AIM OF THE EXERCISE: Copy every line that contains the string "name" from the entries below.

DATASET EXCERPTS:
---*---
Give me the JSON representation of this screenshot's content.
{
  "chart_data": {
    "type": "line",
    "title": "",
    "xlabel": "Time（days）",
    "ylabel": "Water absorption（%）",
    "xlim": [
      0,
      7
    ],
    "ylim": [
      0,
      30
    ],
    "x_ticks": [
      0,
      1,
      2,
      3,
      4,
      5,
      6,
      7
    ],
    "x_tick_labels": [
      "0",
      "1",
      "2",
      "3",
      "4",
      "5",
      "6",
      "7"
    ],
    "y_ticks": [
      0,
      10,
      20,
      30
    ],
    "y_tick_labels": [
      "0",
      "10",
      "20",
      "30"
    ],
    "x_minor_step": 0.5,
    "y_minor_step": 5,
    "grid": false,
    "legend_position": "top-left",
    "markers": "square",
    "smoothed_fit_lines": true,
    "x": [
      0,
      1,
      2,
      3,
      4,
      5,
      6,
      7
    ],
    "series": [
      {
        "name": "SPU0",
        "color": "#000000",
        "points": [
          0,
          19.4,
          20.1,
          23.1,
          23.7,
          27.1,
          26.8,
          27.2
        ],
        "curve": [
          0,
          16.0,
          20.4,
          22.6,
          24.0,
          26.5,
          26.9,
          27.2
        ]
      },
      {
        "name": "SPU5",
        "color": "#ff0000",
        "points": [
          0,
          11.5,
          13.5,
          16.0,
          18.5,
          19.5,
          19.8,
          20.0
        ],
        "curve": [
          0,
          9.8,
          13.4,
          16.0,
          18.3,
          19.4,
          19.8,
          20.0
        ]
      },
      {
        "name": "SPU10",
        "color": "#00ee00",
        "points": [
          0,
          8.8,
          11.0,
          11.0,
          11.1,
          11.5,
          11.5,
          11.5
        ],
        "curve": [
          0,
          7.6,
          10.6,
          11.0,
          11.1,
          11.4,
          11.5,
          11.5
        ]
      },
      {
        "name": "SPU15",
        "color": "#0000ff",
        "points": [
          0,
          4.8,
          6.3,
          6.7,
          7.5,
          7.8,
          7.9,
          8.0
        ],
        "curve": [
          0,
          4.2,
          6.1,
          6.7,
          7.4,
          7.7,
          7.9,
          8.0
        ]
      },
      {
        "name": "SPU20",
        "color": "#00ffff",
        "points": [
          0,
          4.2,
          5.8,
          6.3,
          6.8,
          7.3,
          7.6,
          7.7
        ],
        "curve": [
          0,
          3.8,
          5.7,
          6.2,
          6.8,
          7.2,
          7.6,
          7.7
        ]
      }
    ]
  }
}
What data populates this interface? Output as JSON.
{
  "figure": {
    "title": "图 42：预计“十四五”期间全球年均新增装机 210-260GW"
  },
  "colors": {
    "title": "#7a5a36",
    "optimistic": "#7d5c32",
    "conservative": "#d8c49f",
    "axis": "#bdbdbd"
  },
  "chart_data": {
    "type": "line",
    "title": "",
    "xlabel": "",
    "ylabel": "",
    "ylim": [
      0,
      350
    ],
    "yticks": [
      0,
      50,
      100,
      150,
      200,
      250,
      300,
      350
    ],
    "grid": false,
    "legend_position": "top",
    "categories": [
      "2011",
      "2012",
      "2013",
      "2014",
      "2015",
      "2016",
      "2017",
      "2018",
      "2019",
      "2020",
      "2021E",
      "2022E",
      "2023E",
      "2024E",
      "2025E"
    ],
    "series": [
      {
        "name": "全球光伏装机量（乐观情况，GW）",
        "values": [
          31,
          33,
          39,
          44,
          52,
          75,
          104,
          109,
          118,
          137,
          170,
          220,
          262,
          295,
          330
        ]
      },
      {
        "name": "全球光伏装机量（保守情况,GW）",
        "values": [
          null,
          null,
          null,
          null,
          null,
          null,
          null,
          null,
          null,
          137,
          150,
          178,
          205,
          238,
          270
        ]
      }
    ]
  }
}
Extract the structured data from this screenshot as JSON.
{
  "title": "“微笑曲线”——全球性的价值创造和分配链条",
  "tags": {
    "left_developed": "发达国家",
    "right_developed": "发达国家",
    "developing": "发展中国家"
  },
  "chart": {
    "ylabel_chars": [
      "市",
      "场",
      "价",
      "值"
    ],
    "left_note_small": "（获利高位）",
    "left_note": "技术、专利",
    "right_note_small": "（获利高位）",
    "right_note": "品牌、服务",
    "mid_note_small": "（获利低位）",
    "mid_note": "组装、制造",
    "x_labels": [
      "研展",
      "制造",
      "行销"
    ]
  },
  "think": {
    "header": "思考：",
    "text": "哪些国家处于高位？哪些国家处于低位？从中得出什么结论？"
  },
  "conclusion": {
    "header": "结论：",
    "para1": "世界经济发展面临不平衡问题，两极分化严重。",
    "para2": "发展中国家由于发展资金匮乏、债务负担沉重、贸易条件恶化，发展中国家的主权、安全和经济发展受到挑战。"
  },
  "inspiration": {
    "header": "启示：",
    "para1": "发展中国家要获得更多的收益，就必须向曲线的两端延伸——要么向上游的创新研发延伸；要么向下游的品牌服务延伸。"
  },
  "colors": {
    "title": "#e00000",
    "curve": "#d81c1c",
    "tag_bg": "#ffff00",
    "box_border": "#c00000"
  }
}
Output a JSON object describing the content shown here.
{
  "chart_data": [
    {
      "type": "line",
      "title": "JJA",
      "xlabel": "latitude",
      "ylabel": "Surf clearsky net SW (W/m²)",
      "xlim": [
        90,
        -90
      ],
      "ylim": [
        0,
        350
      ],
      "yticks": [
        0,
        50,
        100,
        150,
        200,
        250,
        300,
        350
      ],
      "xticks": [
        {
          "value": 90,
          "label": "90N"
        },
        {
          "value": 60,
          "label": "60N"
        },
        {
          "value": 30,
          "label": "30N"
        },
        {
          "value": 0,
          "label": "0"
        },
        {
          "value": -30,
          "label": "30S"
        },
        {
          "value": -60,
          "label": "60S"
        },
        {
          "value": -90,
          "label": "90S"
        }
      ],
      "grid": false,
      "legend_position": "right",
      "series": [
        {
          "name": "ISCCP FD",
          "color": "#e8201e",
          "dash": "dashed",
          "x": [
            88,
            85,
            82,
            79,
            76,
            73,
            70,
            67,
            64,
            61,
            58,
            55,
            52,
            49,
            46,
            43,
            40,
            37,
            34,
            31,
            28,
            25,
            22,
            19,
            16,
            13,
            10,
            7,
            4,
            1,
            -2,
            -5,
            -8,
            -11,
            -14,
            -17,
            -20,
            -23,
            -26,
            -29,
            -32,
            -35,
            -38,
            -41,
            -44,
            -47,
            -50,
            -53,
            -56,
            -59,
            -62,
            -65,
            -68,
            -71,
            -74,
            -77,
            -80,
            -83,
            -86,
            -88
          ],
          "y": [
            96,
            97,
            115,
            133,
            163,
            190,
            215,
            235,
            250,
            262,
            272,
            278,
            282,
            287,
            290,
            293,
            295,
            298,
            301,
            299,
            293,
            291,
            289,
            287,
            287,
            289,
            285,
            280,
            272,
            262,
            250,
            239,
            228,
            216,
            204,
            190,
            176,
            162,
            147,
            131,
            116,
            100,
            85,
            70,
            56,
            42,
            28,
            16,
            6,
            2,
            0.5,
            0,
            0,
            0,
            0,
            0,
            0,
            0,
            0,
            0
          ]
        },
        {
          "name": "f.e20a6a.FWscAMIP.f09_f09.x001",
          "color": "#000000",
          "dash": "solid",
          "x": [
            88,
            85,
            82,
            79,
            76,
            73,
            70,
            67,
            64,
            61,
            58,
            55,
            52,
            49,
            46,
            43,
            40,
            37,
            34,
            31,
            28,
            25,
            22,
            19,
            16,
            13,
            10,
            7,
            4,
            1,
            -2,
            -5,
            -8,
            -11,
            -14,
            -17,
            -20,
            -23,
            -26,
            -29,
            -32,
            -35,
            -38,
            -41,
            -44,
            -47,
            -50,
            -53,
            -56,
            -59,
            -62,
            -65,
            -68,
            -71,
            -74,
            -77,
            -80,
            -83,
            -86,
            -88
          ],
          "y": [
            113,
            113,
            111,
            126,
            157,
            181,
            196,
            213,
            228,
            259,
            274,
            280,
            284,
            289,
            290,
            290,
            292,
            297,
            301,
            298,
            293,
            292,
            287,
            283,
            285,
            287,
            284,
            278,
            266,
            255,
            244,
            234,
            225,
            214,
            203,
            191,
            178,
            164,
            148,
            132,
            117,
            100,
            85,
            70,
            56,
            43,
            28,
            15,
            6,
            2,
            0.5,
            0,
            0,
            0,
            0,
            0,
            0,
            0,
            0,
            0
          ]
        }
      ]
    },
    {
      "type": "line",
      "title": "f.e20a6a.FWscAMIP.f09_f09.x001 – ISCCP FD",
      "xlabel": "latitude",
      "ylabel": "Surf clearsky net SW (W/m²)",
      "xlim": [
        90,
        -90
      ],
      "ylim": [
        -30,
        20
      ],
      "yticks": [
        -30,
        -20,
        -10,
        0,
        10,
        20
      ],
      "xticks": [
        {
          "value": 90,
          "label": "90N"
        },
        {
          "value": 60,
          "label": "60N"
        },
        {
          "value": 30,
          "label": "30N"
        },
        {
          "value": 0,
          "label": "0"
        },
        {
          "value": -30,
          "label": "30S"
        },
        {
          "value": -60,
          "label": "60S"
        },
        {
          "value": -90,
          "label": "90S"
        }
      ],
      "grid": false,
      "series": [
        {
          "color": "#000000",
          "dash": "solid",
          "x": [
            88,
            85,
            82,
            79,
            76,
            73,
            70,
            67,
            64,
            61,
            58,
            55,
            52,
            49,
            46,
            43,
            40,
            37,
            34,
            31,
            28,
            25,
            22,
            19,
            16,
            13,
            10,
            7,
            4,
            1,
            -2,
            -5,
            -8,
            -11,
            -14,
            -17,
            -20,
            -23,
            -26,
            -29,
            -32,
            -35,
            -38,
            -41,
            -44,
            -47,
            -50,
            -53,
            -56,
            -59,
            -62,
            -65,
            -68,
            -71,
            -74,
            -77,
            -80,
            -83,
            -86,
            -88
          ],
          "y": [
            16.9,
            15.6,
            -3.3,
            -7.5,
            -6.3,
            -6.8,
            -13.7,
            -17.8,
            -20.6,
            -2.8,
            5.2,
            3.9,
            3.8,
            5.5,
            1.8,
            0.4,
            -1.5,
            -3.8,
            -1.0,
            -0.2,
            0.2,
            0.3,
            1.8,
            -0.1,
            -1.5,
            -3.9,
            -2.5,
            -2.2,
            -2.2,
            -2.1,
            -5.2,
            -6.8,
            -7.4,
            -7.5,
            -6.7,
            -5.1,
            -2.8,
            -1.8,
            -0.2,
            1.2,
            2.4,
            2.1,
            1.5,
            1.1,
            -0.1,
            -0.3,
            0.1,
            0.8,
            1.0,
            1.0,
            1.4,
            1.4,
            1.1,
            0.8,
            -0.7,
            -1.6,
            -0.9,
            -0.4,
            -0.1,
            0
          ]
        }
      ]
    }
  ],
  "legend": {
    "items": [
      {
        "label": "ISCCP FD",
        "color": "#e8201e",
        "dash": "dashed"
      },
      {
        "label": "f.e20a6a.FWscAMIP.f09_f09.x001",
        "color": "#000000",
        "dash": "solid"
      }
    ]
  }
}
---*---
COMPLETE RESPONSE:
        "name": "SPU0",
        "name": "SPU5",
        "name": "SPU10",
        "name": "SPU15",
        "name": "SPU20",
        "name": "全球光伏装机量（乐观情况，GW）",
        "name": "全球光伏装机量（保守情况,GW）",
          "name": "ISCCP FD",
          "name": "f.e20a6a.FWscAMIP.f09_f09.x001",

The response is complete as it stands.